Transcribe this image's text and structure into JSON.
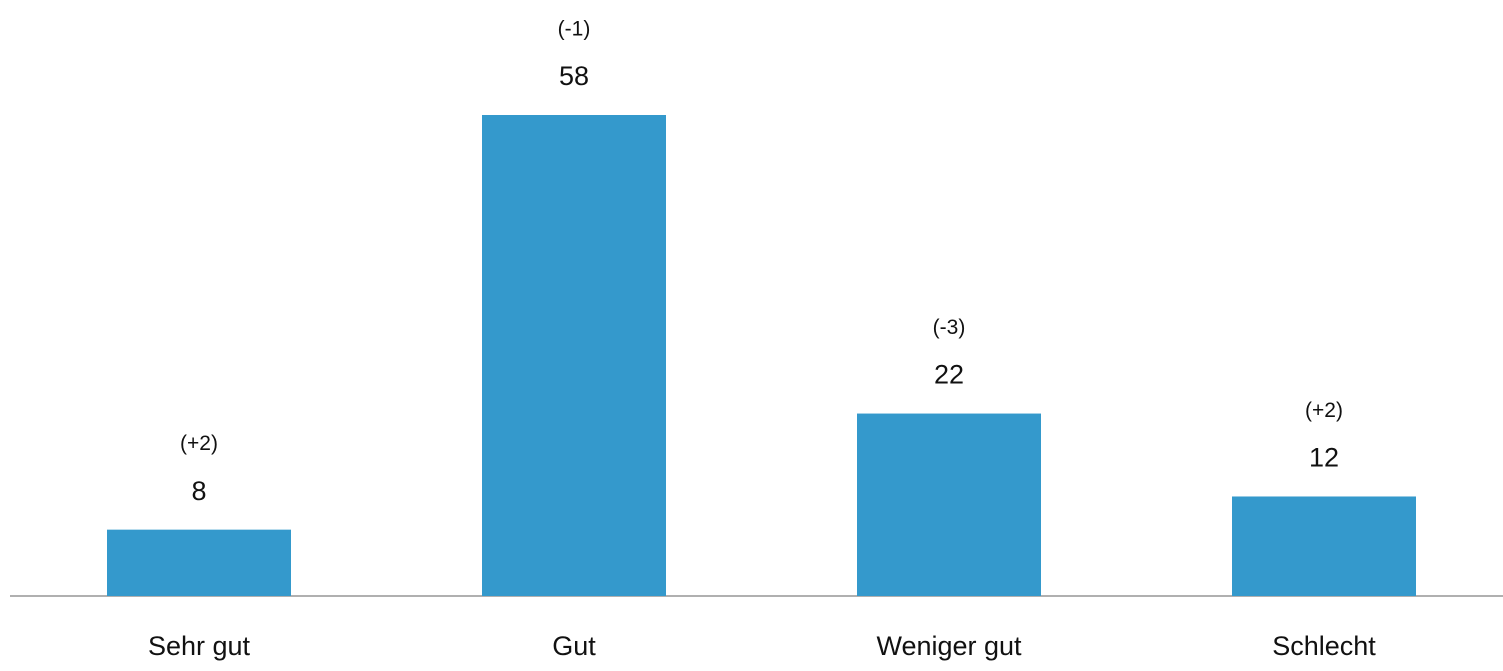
{
  "chart_data": {
    "type": "bar",
    "categories": [
      "Sehr gut",
      "Gut",
      "Weniger gut",
      "Schlecht"
    ],
    "values": [
      8,
      58,
      22,
      12
    ],
    "annotations": [
      "(+2)",
      "(-1)",
      "(-3)",
      "(+2)"
    ],
    "color": "#3499cc"
  }
}
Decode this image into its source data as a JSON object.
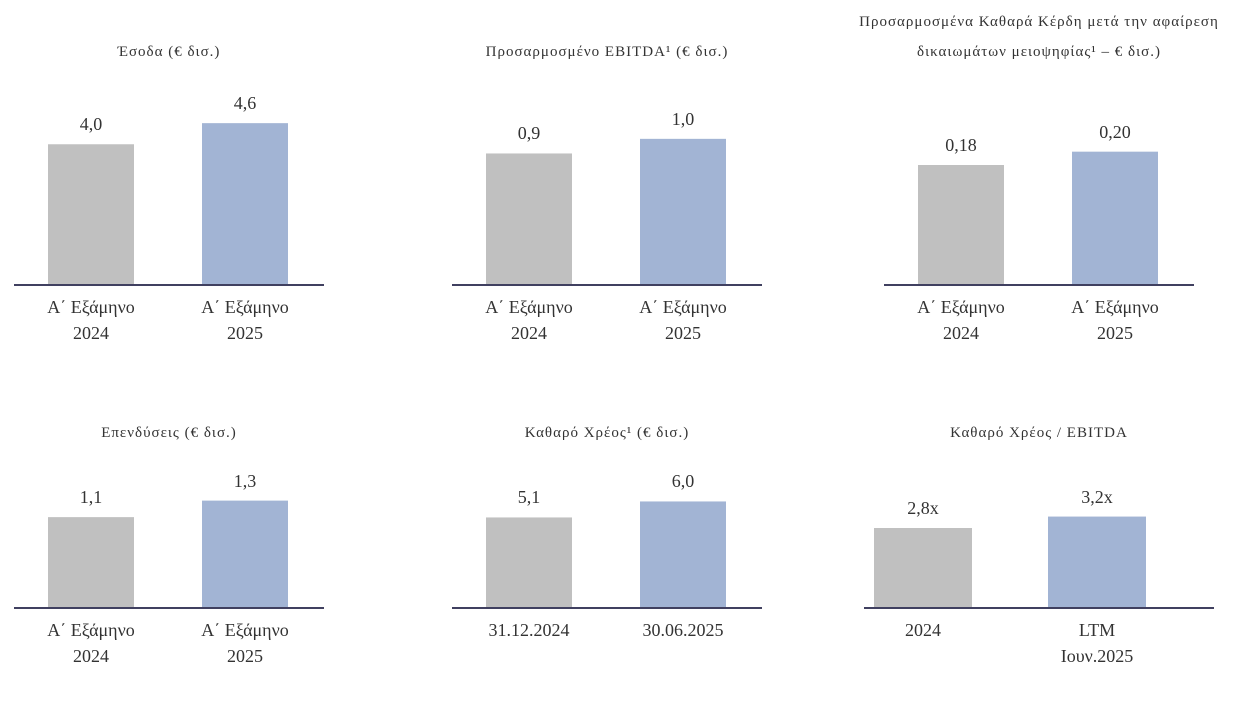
{
  "chart_data": [
    {
      "type": "bar",
      "title": "Έσοδα (€ δισ.)",
      "categories": [
        "Α΄ Εξάμηνο\n2024",
        "Α΄ Εξάμηνο\n2025"
      ],
      "values": [
        4.0,
        4.6
      ],
      "value_labels": [
        "4,0",
        "4,6"
      ],
      "colors": [
        "#c0c0c0",
        "#a2b4d4"
      ],
      "ylim": [
        0,
        5.4
      ]
    },
    {
      "type": "bar",
      "title": "Προσαρμοσμένο EBITDA¹ (€ δισ.)",
      "categories": [
        "Α΄ Εξάμηνο\n2024",
        "Α΄ Εξάμηνο\n2025"
      ],
      "values": [
        0.9,
        1.0
      ],
      "value_labels": [
        "0,9",
        "1,0"
      ],
      "colors": [
        "#c0c0c0",
        "#a2b4d4"
      ],
      "ylim": [
        0,
        1.3
      ]
    },
    {
      "type": "bar",
      "title": "Προσαρμοσμένα Καθαρά Κέρδη μετά την αφαίρεση δικαιωμάτων μειοψηφίας¹ – € δισ.)",
      "categories": [
        "Α΄ Εξάμηνο\n2024",
        "Α΄ Εξάμηνο\n2025"
      ],
      "values": [
        0.18,
        0.2
      ],
      "value_labels": [
        "0,18",
        "0,20"
      ],
      "colors": [
        "#c0c0c0",
        "#a2b4d4"
      ],
      "ylim": [
        0,
        0.285
      ]
    },
    {
      "type": "bar",
      "title": "Επενδύσεις (€ δισ.)",
      "categories": [
        "Α΄ Εξάμηνο\n2024",
        "Α΄ Εξάμηνο\n2025"
      ],
      "values": [
        1.1,
        1.3
      ],
      "value_labels": [
        "1,1",
        "1,3"
      ],
      "colors": [
        "#c0c0c0",
        "#a2b4d4"
      ],
      "ylim": [
        0,
        2.3
      ]
    },
    {
      "type": "bar",
      "title": "Καθαρό Χρέος¹ (€ δισ.)",
      "categories": [
        "31.12.2024",
        "30.06.2025"
      ],
      "values": [
        5.1,
        6.0
      ],
      "value_labels": [
        "5,1",
        "6,0"
      ],
      "colors": [
        "#c0c0c0",
        "#a2b4d4"
      ],
      "ylim": [
        0,
        10.7
      ]
    },
    {
      "type": "bar",
      "title": "Καθαρό Χρέος / EBITDA",
      "categories": [
        "2024",
        "LTM\nΙουν.2025"
      ],
      "values": [
        2.8,
        3.2
      ],
      "value_labels": [
        "2,8x",
        "3,2x"
      ],
      "colors": [
        "#c0c0c0",
        "#a2b4d4"
      ],
      "ylim": [
        0,
        6.65
      ]
    }
  ]
}
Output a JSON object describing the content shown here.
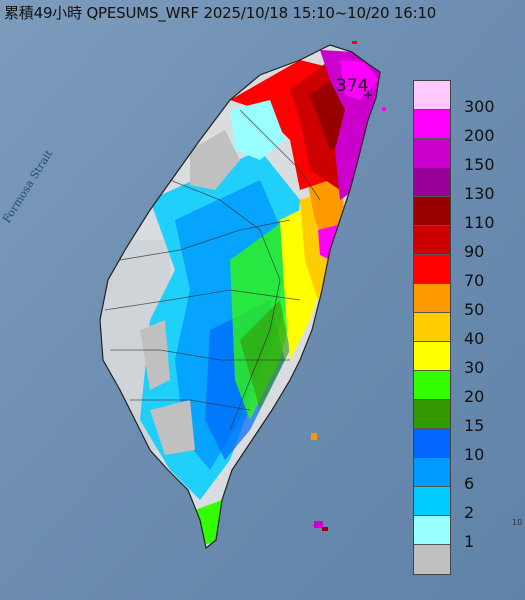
{
  "title": "累積49小時 QPESUMS_WRF 2025/10/18 15:10~10/20 16:10",
  "strait_label": "Formosa Strait",
  "max_value_label": "374",
  "legend": [
    {
      "label": "300",
      "color": "#ffc8ff"
    },
    {
      "label": "200",
      "color": "#ff00ff"
    },
    {
      "label": "150",
      "color": "#cc00cc"
    },
    {
      "label": "130",
      "color": "#990099"
    },
    {
      "label": "110",
      "color": "#990000"
    },
    {
      "label": "90",
      "color": "#cc0000"
    },
    {
      "label": "70",
      "color": "#ff0000"
    },
    {
      "label": "50",
      "color": "#ff9900"
    },
    {
      "label": "40",
      "color": "#ffcc00"
    },
    {
      "label": "30",
      "color": "#ffff00"
    },
    {
      "label": "20",
      "color": "#33ff00"
    },
    {
      "label": "15",
      "color": "#339900"
    },
    {
      "label": "10",
      "color": "#0066ff"
    },
    {
      "label": "6",
      "color": "#0099ff"
    },
    {
      "label": "2",
      "color": "#00ccff"
    },
    {
      "label": "1",
      "color": "#99ffff"
    },
    {
      "label": "",
      "color": "#c0c0c0"
    }
  ],
  "edge_label": "10"
}
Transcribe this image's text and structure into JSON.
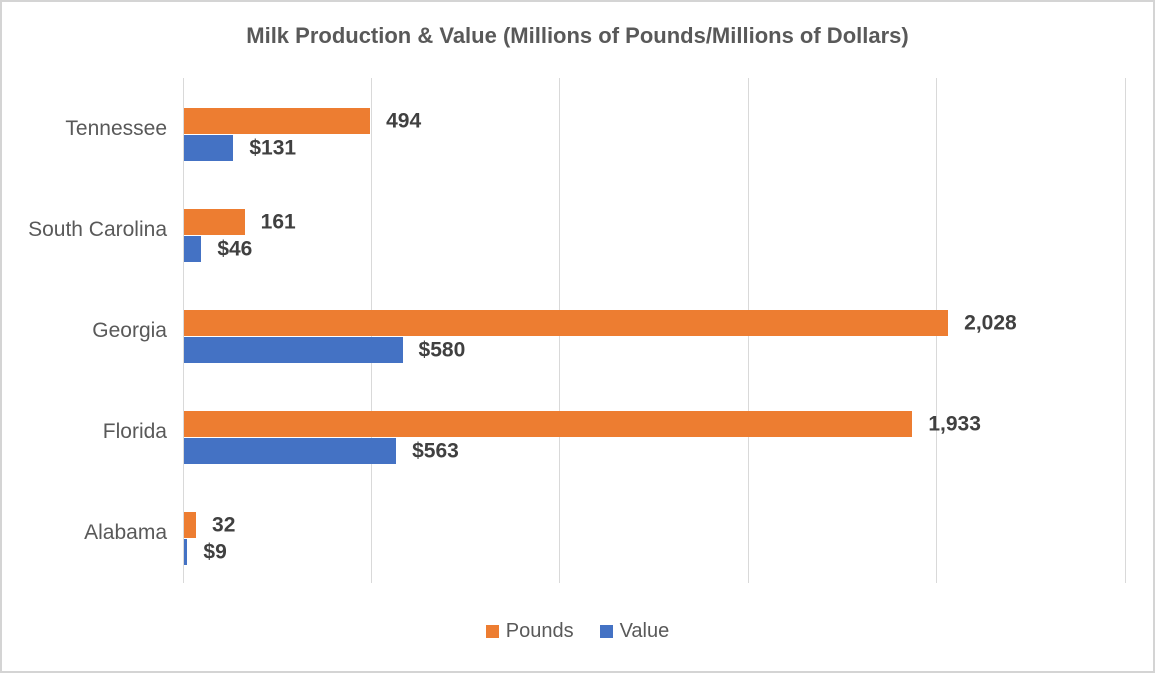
{
  "chart_data": {
    "type": "bar",
    "orientation": "horizontal",
    "title": "Milk Production & Value (Millions of Pounds/Millions of Dollars)",
    "categories": [
      "Tennessee",
      "South Carolina",
      "Georgia",
      "Florida",
      "Alabama"
    ],
    "series": [
      {
        "name": "Pounds",
        "color": "#ED7D31",
        "values": [
          494,
          161,
          2028,
          1933,
          32
        ],
        "labels": [
          "494",
          "161",
          "2,028",
          "1,933",
          "32"
        ]
      },
      {
        "name": "Value",
        "color": "#4472C4",
        "values": [
          131,
          46,
          580,
          563,
          9
        ],
        "labels": [
          "$131",
          "$46",
          "$580",
          "$563",
          "$9"
        ]
      }
    ],
    "xlim": [
      0,
      2500
    ],
    "gridline_step": 500,
    "grid": true,
    "axis_tick_labels_shown": false,
    "legend_position": "bottom",
    "gridline_color": "#D9D9D9",
    "title_color": "#595959",
    "category_text_color": "#595959",
    "data_label_color": "#404040",
    "background_color": "#FFFFFF"
  }
}
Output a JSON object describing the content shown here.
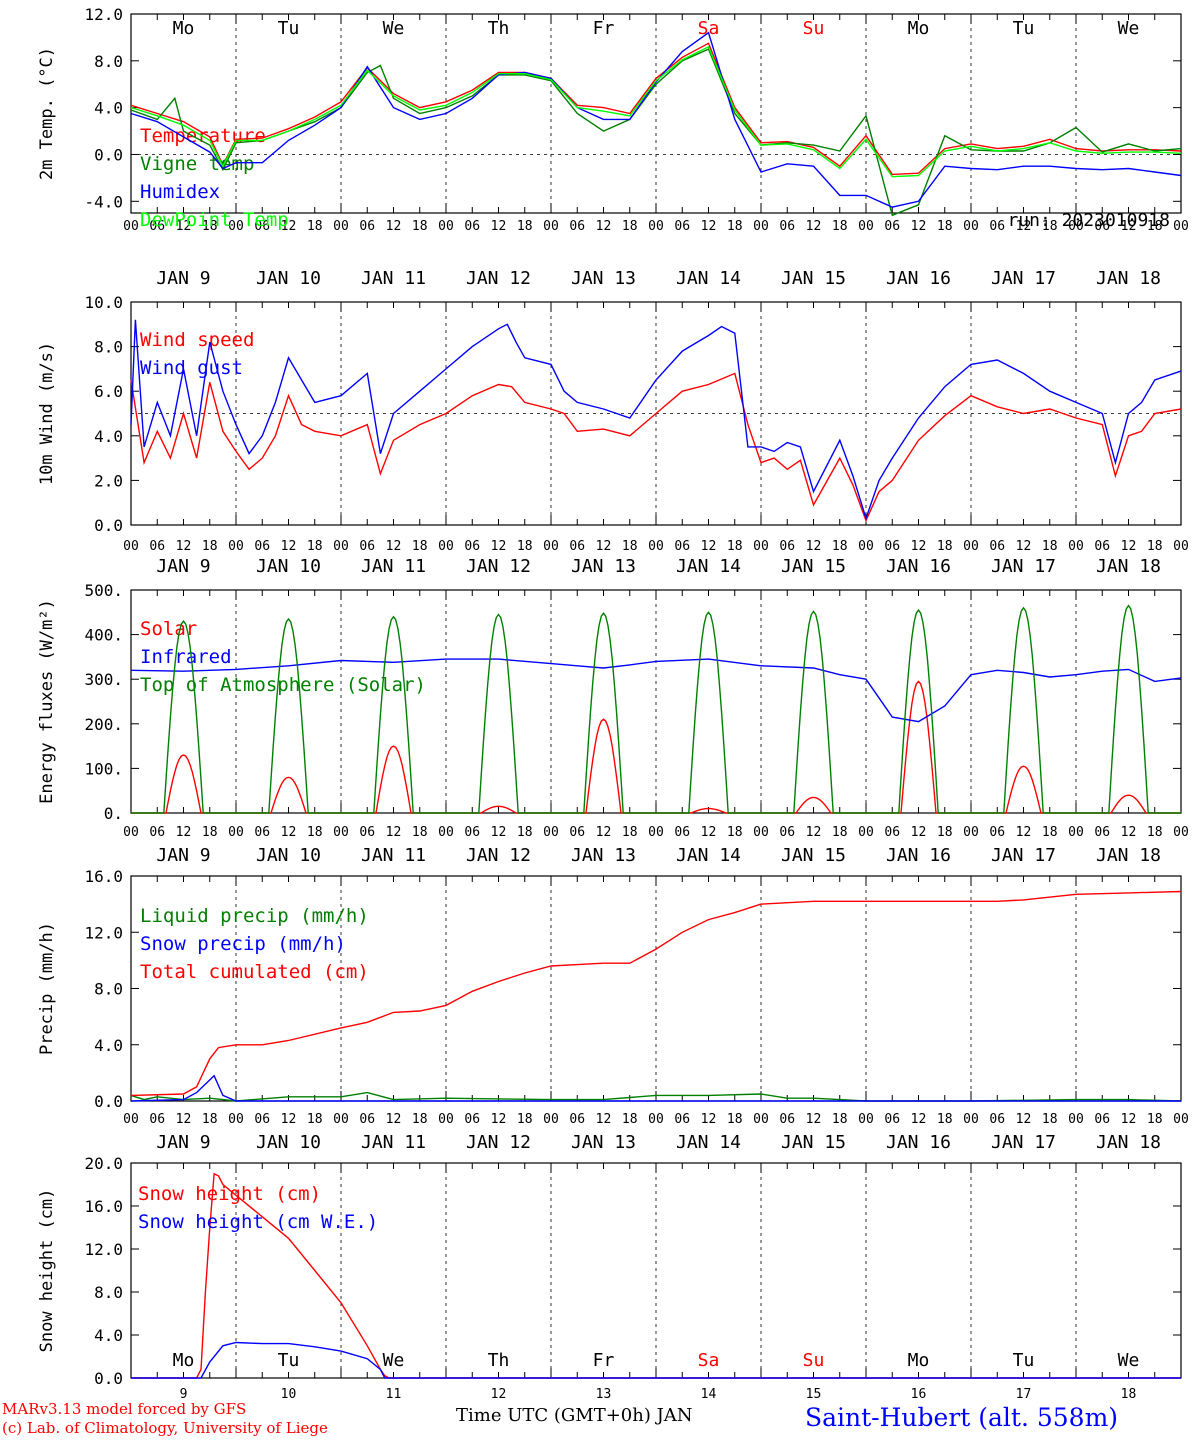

_Exercise requirements_: Leaving aside the images, write out the entries above word for word.

_Solution to the exercise_:
Transcribe this image's text and structure into JSON.
{
  "chart_data": {
    "type": "bar",
    "categories": [
      "Sehr gut",
      "Gut",
      "Weniger gut",
      "Schlecht"
    ],
    "values": [
      8,
      58,
      22,
      12
    ],
    "annotations": [
      "(+2)",
      "(-1)",
      "(-3)",
      "(+2)"
    ],
    "color": "#3499cc"
  }
}
Decode this image into its source data as a JSON object.
{
  "chart_data": [
    {
      "type": "bar",
      "title": "Έσοδα (€ δισ.)",
      "categories": [
        "Α΄ Εξάμηνο\n2024",
        "Α΄ Εξάμηνο\n2025"
      ],
      "values": [
        4.0,
        4.6
      ],
      "value_labels": [
        "4,0",
        "4,6"
      ],
      "colors": [
        "#c0c0c0",
        "#a2b4d4"
      ],
      "ylim": [
        0,
        5.4
      ]
    },
    {
      "type": "bar",
      "title": "Προσαρμοσμένο EBITDA¹ (€ δισ.)",
      "categories": [
        "Α΄ Εξάμηνο\n2024",
        "Α΄ Εξάμηνο\n2025"
      ],
      "values": [
        0.9,
        1.0
      ],
      "value_labels": [
        "0,9",
        "1,0"
      ],
      "colors": [
        "#c0c0c0",
        "#a2b4d4"
      ],
      "ylim": [
        0,
        1.3
      ]
    },
    {
      "type": "bar",
      "title": "Προσαρμοσμένα Καθαρά Κέρδη μετά την αφαίρεση δικαιωμάτων μειοψηφίας¹ – € δισ.)",
      "categories": [
        "Α΄ Εξάμηνο\n2024",
        "Α΄ Εξάμηνο\n2025"
      ],
      "values": [
        0.18,
        0.2
      ],
      "value_labels": [
        "0,18",
        "0,20"
      ],
      "colors": [
        "#c0c0c0",
        "#a2b4d4"
      ],
      "ylim": [
        0,
        0.285
      ]
    },
    {
      "type": "bar",
      "title": "Επενδύσεις (€ δισ.)",
      "categories": [
        "Α΄ Εξάμηνο\n2024",
        "Α΄ Εξάμηνο\n2025"
      ],
      "values": [
        1.1,
        1.3
      ],
      "value_labels": [
        "1,1",
        "1,3"
      ],
      "colors": [
        "#c0c0c0",
        "#a2b4d4"
      ],
      "ylim": [
        0,
        2.3
      ]
    },
    {
      "type": "bar",
      "title": "Καθαρό Χρέος¹ (€ δισ.)",
      "categories": [
        "31.12.2024",
        "30.06.2025"
      ],
      "values": [
        5.1,
        6.0
      ],
      "value_labels": [
        "5,1",
        "6,0"
      ],
      "colors": [
        "#c0c0c0",
        "#a2b4d4"
      ],
      "ylim": [
        0,
        10.7
      ]
    },
    {
      "type": "bar",
      "title": "Καθαρό Χρέος / EBITDA",
      "categories": [
        "2024",
        "LTM\nΙουν.2025"
      ],
      "values": [
        2.8,
        3.2
      ],
      "value_labels": [
        "2,8x",
        "3,2x"
      ],
      "colors": [
        "#c0c0c0",
        "#a2b4d4"
      ],
      "ylim": [
        0,
        6.65
      ]
    }
  ]
}
Output a JSON object describing the content shown here.
{
  "title": "累積49小時 QPESUMS_WRF 2025/10/18 15:10~10/20 16:10",
  "strait_label": "Formosa Strait",
  "max_value_label": "374",
  "legend": [
    {
      "label": "300",
      "color": "#ffc8ff"
    },
    {
      "label": "200",
      "color": "#ff00ff"
    },
    {
      "label": "150",
      "color": "#cc00cc"
    },
    {
      "label": "130",
      "color": "#990099"
    },
    {
      "label": "110",
      "color": "#990000"
    },
    {
      "label": "90",
      "color": "#cc0000"
    },
    {
      "label": "70",
      "color": "#ff0000"
    },
    {
      "label": "50",
      "color": "#ff9900"
    },
    {
      "label": "40",
      "color": "#ffcc00"
    },
    {
      "label": "30",
      "color": "#ffff00"
    },
    {
      "label": "20",
      "color": "#33ff00"
    },
    {
      "label": "15",
      "color": "#339900"
    },
    {
      "label": "10",
      "color": "#0066ff"
    },
    {
      "label": "6",
      "color": "#0099ff"
    },
    {
      "label": "2",
      "color": "#00ccff"
    },
    {
      "label": "1",
      "color": "#99ffff"
    },
    {
      "label": "",
      "color": "#c0c0c0"
    }
  ],
  "edge_label": "10"
}
Transcribe this image's text and structure into JSON.
{
  "chart_data": {
    "type": "bar",
    "orientation": "horizontal",
    "title": "Milk Production & Value (Millions of Pounds/Millions of Dollars)",
    "categories": [
      "Tennessee",
      "South Carolina",
      "Georgia",
      "Florida",
      "Alabama"
    ],
    "series": [
      {
        "name": "Pounds",
        "color": "#ED7D31",
        "values": [
          494,
          161,
          2028,
          1933,
          32
        ],
        "labels": [
          "494",
          "161",
          "2,028",
          "1,933",
          "32"
        ]
      },
      {
        "name": "Value",
        "color": "#4472C4",
        "values": [
          131,
          46,
          580,
          563,
          9
        ],
        "labels": [
          "$131",
          "$46",
          "$580",
          "$563",
          "$9"
        ]
      }
    ],
    "xlim": [
      0,
      2500
    ],
    "gridline_step": 500,
    "grid": true,
    "axis_tick_labels_shown": false,
    "legend_position": "bottom",
    "gridline_color": "#D9D9D9",
    "title_color": "#595959",
    "category_text_color": "#595959",
    "data_label_color": "#404040",
    "background_color": "#FFFFFF"
  }
}
Output a JSON object describing the content shown here.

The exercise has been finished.